Items listed in a dataset
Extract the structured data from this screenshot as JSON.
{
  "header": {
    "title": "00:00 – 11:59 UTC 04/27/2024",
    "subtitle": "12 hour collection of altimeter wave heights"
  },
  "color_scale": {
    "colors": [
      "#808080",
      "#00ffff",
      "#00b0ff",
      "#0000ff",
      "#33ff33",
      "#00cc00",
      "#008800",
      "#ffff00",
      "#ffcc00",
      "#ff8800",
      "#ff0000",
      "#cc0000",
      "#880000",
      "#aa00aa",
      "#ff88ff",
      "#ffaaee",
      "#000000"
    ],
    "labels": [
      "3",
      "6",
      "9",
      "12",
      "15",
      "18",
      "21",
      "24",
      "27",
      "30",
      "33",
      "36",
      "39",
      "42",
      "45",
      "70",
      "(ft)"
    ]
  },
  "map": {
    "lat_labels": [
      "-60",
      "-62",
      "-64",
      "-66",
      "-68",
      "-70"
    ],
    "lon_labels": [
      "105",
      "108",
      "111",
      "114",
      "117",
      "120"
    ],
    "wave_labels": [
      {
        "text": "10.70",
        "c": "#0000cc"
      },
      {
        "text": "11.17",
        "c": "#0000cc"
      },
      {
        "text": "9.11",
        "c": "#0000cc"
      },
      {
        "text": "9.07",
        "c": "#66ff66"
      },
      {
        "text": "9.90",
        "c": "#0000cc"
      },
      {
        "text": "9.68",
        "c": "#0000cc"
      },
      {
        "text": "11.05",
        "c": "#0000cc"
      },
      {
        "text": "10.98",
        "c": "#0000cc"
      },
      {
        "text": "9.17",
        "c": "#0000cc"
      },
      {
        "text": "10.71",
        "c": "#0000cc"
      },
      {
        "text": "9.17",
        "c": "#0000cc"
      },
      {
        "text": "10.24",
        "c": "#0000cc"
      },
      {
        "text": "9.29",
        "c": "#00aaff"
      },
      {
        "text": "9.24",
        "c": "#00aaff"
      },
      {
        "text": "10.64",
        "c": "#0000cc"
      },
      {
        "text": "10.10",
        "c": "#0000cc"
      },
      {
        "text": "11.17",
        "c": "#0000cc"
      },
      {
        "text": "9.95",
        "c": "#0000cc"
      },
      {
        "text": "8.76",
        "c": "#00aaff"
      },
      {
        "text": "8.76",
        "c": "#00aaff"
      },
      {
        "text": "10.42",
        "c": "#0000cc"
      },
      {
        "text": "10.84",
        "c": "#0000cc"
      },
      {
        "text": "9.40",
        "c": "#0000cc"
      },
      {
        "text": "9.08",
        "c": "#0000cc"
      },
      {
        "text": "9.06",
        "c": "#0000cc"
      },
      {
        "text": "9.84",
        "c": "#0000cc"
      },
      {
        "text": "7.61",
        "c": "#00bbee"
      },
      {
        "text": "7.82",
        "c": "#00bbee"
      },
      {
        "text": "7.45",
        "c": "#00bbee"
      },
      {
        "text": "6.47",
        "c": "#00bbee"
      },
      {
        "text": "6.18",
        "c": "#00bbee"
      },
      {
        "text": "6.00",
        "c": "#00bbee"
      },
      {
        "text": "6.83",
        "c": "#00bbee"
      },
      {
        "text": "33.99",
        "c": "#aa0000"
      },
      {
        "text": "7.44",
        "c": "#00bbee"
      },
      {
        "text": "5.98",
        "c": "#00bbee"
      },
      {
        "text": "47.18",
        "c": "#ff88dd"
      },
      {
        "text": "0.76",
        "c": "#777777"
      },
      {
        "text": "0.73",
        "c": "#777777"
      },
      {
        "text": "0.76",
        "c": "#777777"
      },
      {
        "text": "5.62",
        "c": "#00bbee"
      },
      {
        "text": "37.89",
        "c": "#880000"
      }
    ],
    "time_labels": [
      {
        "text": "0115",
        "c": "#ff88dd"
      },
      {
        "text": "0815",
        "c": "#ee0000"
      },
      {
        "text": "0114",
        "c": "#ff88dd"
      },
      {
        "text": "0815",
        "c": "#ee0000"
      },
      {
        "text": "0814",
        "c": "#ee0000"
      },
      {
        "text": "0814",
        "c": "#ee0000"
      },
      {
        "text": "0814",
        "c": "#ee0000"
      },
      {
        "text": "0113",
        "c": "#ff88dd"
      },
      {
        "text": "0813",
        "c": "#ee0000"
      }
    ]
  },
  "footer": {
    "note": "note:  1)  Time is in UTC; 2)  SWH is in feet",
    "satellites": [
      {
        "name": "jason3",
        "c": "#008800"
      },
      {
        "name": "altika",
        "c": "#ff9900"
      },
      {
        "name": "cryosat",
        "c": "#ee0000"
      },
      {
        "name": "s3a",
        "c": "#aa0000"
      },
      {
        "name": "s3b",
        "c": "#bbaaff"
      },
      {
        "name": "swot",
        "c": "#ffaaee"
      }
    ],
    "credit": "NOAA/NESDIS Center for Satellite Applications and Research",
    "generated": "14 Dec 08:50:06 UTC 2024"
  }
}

---

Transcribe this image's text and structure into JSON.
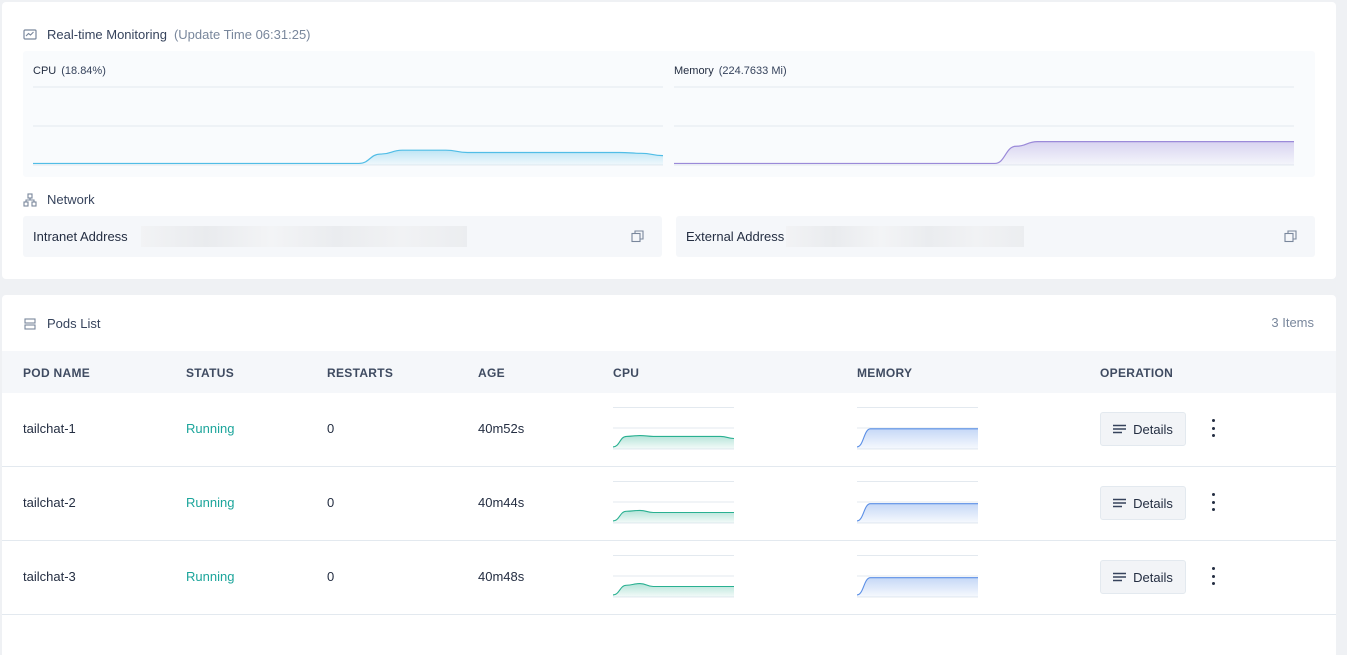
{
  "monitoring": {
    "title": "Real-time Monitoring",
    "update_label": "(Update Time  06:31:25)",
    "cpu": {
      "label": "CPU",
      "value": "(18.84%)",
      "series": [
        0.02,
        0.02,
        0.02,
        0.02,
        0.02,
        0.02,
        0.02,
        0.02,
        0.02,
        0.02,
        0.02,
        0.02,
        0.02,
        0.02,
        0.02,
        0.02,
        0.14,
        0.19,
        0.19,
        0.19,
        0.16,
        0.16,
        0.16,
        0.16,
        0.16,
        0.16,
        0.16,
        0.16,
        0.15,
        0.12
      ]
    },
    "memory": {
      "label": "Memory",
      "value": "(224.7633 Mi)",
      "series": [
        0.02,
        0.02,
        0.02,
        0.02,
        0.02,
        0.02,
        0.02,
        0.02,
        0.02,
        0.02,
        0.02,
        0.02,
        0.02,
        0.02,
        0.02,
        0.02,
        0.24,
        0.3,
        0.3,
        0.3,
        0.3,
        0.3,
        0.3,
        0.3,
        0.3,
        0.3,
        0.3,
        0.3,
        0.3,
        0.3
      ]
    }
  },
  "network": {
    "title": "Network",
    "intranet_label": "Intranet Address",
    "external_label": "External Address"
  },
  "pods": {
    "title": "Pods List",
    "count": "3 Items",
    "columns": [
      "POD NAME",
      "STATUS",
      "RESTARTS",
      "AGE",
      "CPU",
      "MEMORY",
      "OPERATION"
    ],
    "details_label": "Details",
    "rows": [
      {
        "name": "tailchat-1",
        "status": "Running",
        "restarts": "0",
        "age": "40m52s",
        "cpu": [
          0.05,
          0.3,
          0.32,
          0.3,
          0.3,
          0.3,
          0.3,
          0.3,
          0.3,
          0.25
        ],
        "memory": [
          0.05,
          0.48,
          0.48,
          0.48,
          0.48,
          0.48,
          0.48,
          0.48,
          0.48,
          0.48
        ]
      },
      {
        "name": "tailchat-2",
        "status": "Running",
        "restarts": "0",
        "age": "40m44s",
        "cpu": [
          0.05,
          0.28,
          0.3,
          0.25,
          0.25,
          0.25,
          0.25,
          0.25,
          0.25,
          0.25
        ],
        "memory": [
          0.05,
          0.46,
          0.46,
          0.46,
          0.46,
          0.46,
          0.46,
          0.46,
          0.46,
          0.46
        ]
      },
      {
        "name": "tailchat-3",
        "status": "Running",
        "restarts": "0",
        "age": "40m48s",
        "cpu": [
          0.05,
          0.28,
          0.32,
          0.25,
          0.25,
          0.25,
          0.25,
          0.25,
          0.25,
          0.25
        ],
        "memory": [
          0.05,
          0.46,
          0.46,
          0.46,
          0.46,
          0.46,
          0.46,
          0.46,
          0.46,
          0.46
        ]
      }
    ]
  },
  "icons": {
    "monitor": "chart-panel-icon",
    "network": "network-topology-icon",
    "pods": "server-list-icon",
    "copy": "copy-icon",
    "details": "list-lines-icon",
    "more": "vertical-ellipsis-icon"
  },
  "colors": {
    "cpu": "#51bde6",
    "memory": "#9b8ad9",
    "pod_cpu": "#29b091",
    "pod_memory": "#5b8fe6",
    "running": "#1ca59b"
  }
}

---

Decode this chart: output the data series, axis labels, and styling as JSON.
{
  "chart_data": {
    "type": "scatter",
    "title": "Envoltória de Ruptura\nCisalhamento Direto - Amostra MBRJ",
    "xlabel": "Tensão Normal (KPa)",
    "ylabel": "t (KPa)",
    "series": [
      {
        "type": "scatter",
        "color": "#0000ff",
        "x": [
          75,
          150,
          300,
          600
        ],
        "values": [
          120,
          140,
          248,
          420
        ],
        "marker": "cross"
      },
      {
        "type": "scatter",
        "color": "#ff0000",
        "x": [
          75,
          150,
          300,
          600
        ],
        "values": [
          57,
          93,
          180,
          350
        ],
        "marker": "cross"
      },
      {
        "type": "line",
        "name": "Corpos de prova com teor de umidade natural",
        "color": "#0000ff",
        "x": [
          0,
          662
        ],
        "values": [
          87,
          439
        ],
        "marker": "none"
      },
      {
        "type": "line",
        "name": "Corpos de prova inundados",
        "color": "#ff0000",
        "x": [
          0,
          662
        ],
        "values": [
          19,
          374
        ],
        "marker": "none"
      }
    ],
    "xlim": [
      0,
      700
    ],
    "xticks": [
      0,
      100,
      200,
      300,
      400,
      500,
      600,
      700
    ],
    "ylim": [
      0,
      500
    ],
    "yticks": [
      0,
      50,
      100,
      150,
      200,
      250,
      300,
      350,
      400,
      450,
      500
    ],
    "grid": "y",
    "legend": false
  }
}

What the task asks:
For each line in the data above that contains the string "Corpos", extract the line.

The result:
        "name": "Corpos de prova com teor de umidade natural",
        "name": "Corpos de prova inundados",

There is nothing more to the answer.